What Investments to Hold in an RRSP vs TFSA vs Taxable Account (Asset Location)

What investments to hold in your RRSP vs TFSA vs taxable accounts (Asset Location)

Students of the investing course frequently ask me which investments to hold in an RRSP vs a TFSA vs their taxable accounts (i.e. their non-registered accounts). More specifically, we are referring to which ETF to hold in each account to maximize the tax efficiency that you receive.

This guide will take you through what I suggest (and what I personally do and have done in the past).

Just to set the groundwork, you typically want to max out your TFSA and RRSP contribution room before investing in a taxable account (also known as a non-registered account or “margin accounts” in Questrade).

Therefore, we’re going to start with describing what goes into the RRSP vs the TFSA first. Later in this article, I’ll explain how things change once you have maxed out both account types, and need to start investing in a taxable account too. 

When deciding what investments to hold in each account, it’s best to think of having two options:

Option 1: Having all of your equities (stock ETFs) split evenly between your RRSP and TFSA. 

This method is easier, it’s what I started with when I first started investing, and it’s the method that I would recommend if you’re just getting started and/or if your investment portfolio is less than $100,000. 

Once your portfolio exceeds $100,000 you could then consider switching to option 2 (which I describe later in this article). 

Keep in mind that technically you don’t ever have to switch to option 2 as it is more labour intensive. But, the upside is that you end up saving money on withholding taxes when they are in the correct accounts, and once your RRSP and TFSA are maxed out, you can also save a substantial amount of income tax when having the right ETFs in your taxable accounts.

In my opinion, it’s not really worth doing option two if your portfolio is under $100,000 since when you do receive savings, it’s generally a percentage of your portfolio so the amount saved can actually be somewhat negligible if your portfolio is small enough.

For example:

If you save something like 0.25% on a $1,000,000 portfolio when you do these optimizations, then that’s $2,500 per year in savings. That’s a pretty significant amount of savings, making it worthwhile for you to take that extra effort and optimize.

Also keep in mind that every dollar you save like this stays invested, meaning it will compound. So, you aren’t just saving that amount per year (the $2,500 in this example), but are also receiving dividends and capital gains on that amount as it stays invested.

WRITTEN REQUEST: Pick up the article on which investments to hold in an RRSP, a TFSA or a taxable account, and keep writing it from the point where it stops.

RECORDED INFORMATION:
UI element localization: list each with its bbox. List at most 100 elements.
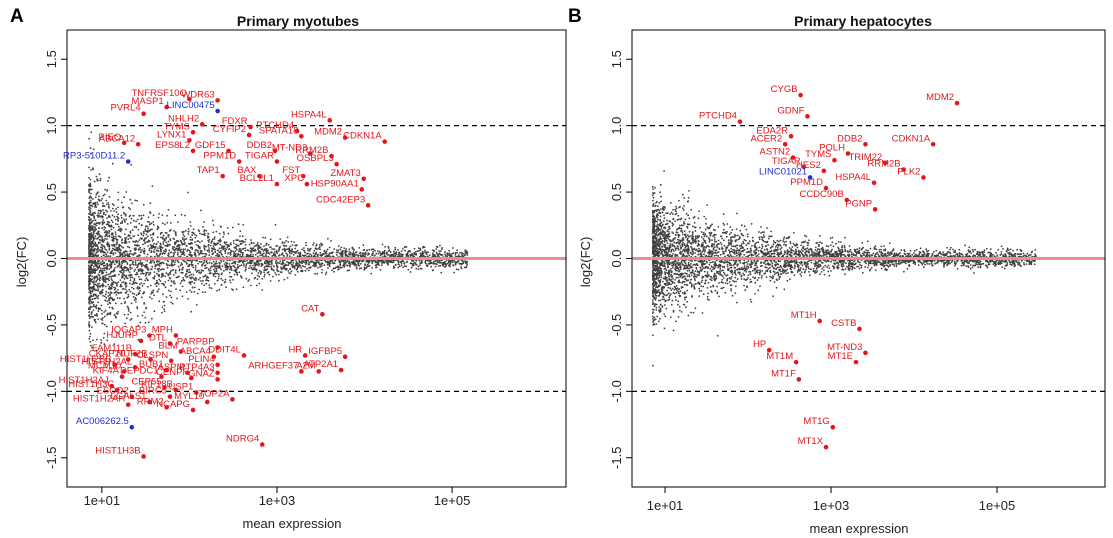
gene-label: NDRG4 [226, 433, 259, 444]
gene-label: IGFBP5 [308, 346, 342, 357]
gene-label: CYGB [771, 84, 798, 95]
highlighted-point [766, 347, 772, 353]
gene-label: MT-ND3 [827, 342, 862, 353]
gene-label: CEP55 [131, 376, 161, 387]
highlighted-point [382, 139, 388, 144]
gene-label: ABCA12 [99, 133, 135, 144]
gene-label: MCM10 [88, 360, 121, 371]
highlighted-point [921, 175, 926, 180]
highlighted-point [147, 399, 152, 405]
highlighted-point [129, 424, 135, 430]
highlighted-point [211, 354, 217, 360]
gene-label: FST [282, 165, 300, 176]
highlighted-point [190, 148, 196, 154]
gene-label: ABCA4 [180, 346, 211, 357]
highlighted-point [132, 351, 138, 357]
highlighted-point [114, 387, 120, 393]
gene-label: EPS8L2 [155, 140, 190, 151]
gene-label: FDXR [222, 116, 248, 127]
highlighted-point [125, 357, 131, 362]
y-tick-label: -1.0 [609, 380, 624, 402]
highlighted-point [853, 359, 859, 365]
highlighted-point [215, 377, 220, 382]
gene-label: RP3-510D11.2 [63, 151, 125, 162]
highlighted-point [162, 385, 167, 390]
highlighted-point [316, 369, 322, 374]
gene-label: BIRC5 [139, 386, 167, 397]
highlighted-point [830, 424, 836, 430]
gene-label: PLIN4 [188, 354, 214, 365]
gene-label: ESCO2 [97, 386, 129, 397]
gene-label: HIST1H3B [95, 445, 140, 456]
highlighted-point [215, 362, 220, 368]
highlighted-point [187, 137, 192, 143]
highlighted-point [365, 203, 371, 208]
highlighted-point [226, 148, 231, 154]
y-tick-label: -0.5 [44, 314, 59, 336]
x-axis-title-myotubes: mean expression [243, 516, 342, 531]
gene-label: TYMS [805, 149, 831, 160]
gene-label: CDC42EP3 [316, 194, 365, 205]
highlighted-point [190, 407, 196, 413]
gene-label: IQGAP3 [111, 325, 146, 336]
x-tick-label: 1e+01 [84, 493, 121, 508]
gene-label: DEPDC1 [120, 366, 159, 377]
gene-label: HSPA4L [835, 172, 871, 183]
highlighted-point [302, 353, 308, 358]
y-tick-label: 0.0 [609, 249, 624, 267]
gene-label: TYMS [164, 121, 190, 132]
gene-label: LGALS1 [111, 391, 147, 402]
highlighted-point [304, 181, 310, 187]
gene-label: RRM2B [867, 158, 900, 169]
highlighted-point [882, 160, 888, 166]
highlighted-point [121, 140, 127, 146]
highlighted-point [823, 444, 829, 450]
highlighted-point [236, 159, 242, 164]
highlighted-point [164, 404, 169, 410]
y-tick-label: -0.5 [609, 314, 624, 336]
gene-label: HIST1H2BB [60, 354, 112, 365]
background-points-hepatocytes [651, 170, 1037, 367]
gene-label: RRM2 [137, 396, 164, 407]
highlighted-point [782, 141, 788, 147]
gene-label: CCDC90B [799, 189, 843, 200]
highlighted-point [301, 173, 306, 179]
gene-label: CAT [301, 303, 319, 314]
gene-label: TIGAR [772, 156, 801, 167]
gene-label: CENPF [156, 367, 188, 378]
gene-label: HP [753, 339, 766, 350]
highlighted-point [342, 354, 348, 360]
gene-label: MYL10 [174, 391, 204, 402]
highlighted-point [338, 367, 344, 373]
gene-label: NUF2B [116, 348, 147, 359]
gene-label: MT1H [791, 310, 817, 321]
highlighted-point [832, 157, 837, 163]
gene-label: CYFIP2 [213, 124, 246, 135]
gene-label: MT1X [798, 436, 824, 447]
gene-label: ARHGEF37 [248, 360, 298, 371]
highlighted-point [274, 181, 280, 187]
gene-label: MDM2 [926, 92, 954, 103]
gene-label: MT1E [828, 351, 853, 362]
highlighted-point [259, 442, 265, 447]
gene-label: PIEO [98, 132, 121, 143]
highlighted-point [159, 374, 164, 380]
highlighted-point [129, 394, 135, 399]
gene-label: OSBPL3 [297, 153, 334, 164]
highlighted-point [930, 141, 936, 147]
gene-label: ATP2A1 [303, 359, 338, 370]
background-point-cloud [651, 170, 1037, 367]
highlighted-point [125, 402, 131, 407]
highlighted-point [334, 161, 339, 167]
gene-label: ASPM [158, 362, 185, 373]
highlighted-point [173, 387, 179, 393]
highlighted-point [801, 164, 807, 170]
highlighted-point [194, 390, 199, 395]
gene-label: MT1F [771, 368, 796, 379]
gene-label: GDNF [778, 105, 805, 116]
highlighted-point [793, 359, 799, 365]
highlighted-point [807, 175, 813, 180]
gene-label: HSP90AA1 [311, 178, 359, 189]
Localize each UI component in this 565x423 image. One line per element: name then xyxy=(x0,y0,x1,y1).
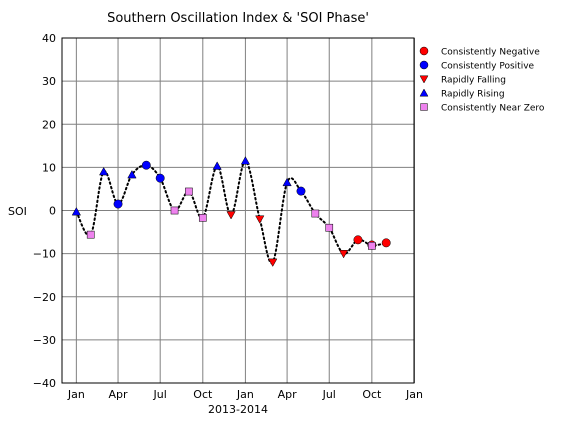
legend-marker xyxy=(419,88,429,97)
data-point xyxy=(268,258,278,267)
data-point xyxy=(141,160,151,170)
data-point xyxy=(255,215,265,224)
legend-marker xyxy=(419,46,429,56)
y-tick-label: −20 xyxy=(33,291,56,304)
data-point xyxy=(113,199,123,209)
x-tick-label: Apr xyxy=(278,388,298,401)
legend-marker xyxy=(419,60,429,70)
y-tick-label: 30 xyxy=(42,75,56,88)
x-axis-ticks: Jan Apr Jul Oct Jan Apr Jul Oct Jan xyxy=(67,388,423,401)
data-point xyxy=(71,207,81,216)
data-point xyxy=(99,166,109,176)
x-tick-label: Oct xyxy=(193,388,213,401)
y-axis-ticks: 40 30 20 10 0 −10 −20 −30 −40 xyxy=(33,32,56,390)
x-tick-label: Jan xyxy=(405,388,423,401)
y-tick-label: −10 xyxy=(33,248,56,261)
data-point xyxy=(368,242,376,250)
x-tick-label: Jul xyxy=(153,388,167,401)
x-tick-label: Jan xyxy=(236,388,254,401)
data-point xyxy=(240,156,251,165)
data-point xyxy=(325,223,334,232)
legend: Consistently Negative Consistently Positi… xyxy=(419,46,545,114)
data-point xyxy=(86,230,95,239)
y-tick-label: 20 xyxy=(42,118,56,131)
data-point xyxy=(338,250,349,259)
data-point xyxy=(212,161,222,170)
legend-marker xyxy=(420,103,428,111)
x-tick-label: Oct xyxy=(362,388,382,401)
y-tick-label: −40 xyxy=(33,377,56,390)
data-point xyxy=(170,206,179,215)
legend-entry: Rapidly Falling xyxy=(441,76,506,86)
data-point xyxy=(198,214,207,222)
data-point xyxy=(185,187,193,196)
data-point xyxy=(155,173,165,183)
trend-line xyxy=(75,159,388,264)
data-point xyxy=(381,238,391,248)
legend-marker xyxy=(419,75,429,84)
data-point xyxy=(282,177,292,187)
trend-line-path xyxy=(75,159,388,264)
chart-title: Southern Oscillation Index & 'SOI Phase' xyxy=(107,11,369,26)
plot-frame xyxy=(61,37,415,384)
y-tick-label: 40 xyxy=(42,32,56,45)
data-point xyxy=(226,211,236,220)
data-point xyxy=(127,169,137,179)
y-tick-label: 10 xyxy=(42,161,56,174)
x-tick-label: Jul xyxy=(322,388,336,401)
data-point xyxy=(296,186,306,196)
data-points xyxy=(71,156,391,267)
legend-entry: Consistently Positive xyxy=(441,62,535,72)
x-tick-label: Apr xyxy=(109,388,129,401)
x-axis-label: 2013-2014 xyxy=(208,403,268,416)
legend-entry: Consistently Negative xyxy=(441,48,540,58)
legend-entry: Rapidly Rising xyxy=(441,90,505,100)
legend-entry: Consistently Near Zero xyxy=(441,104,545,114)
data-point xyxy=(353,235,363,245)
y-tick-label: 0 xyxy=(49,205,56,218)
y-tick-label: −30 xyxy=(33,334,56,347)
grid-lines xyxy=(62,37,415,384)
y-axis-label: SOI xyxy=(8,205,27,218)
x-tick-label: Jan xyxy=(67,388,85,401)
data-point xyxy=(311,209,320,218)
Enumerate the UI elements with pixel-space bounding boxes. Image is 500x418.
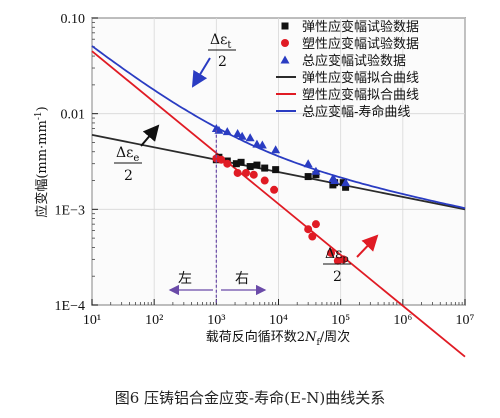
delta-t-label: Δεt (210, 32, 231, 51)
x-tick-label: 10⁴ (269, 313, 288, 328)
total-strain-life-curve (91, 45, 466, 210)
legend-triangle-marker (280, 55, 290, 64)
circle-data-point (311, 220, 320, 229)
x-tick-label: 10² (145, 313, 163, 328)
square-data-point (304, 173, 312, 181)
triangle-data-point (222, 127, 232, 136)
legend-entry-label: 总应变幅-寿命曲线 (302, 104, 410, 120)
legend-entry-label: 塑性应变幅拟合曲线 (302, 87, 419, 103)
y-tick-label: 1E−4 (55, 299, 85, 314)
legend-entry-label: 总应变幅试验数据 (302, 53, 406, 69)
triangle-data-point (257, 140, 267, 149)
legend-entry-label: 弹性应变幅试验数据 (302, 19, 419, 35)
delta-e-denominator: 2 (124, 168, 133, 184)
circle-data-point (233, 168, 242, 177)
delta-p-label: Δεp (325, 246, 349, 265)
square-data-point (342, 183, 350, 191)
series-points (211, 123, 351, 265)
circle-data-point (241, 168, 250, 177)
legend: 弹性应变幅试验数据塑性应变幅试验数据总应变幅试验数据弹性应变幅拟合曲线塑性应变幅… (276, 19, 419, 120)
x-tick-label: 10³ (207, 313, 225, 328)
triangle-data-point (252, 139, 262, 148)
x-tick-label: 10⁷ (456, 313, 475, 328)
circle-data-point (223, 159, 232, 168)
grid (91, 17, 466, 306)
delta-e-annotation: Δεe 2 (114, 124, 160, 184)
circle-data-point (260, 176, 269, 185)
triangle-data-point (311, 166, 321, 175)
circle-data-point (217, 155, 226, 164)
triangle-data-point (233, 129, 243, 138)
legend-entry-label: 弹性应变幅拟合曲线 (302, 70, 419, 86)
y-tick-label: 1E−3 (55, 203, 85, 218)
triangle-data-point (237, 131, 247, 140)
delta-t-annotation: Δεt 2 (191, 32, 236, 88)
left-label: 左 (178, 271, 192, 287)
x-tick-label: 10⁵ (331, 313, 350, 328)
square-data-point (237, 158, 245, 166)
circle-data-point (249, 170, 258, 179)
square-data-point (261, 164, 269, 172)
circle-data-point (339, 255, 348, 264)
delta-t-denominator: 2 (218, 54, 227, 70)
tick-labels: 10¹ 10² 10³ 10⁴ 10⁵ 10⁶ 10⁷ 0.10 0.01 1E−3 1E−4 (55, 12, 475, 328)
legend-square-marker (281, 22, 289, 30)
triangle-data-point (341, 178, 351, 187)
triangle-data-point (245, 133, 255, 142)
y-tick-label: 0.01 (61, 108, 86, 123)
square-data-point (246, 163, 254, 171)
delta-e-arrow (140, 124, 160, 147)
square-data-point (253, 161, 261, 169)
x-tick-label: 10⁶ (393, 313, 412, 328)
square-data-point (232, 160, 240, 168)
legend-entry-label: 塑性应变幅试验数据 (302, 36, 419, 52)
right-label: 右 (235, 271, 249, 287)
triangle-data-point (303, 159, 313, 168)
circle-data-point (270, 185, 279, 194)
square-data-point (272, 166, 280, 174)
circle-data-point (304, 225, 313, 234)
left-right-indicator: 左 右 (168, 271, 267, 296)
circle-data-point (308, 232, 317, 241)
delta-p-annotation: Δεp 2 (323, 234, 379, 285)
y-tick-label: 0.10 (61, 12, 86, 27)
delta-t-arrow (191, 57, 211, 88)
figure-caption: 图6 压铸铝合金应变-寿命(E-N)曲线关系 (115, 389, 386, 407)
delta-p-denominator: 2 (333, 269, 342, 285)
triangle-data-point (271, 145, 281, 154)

ANSWER FOR THIS EXERCISE:
However, if your portfolio is $60,000, then that only equates to a savings of $150 per year. Is that now worth your time? 

It’s a personal preference and the $100,000 threshold is completely subjective. You could do option 2 whenever you want, but I definitely don’t recommend doing it if you are just getting started in DIY investing. There are enough concepts to wrap your head around when you’re first starting, so you don’t need this additional layer of complexity unless your portfolio is already on the larger side.

Okay, so let’s talk about option 1:

For all your equity ETFs (i.e. The stock portion of your portfolio), you can split them evenly between your TFSA and RRSP. 

This way, both of your accounts have some Canadian stocks, some US stocks, and some international. 

This makes rebalancing easier, and it’s just generally a good practice to have a variety of investments in each account as it can make things easier when you want to withdraw funds in retirement.

What account should your bond ETF go into?

For your bond ETFs, it’s generally best to keep them in your RRSP.

A key reason for this, is that your investments grow tax-free in your TFSA.

Since this is the case, you want the investments that are most likely to grow the most, in your TFSA. 

Stocks have historically outperformed bonds in terms of the returns that they generate for investors. Therefore, you want those higher return assets in an account where you won’t be taxed no matter how high they grow (i.e. Put them in your TFSA).

A real-life example:

For years, what we did is split all our investments evenly between the RRSP and TFSA. 

For example, we did 1/3 in Canada, 1/3 in US and 1/3 in international. 

Because we were younger and had a high risk tolerance, we did not purchase any bond ETFs.

Therefore in our TFSA, if we had $10,000 to invest, we would just split it evenly.

We would do the same for the RRSP.

This worked well for years until our portfolio got much larger, especially after we sold our rental property. At that point, with the influx of cash from the sale, I transitioned to option 2 to further optimize for tax savings. 

Aside: For our international portion, I did 10% in emerging markets and 22.33% in developed international. Adding this up results in 1/3 international. More details are in the course

Option 2: The More Tax Efficient, But Also More Complicated Approach

Ok, here’s the more complicated (but also more tax-efficient process):

Once our portfolio was large enough to make this worthwhile, the big thing I did is used a technique called Norbert’s Gambit in our RRSP.

This converted Canadian currency to US currency very cheaply, which allowed us to buy the ETF with the ticker VTI in our RRSP.

Why do this?

VTI is the Vanguard Total US Stock Market ETF. It’s comparable to holding VUN in Canada. 

The big difference is that VTI is traded on the US exchange in US currency (hence us needing US dollars to buy it). 

Sounds like a hassle and more complicated right?

Very true. But…

By holding VTI instead of something like VUN or VFV in our RRSP, we are able to bypass the withholding taxes that get taken off from the dividends that those ETFs generate. 

VTI also has lower fees (i.e. Its MER is slightly lower to comparable ETFs in Canada).

Should you hold US ETFs in your RRSP?

You may have heard from sources online that you should hold your US equity ETFs in an RRSP as it’s more tax efficient. True, but there is a caveat:

You can’t just hold any ETF that represents the US market to get this benefit. 

A common mistake that some Canadian investors make is that they think they can just hold something like VUN or VFV in their RRSP and they’re done and fully optimized.

This would be ideal since VUN or VFV can be easily bought with Canadian currency on the Canadian exchange (i.e. no need to complicate things with Norbert’s Gambit) . 

Unfortunately, it doesn’t work that way.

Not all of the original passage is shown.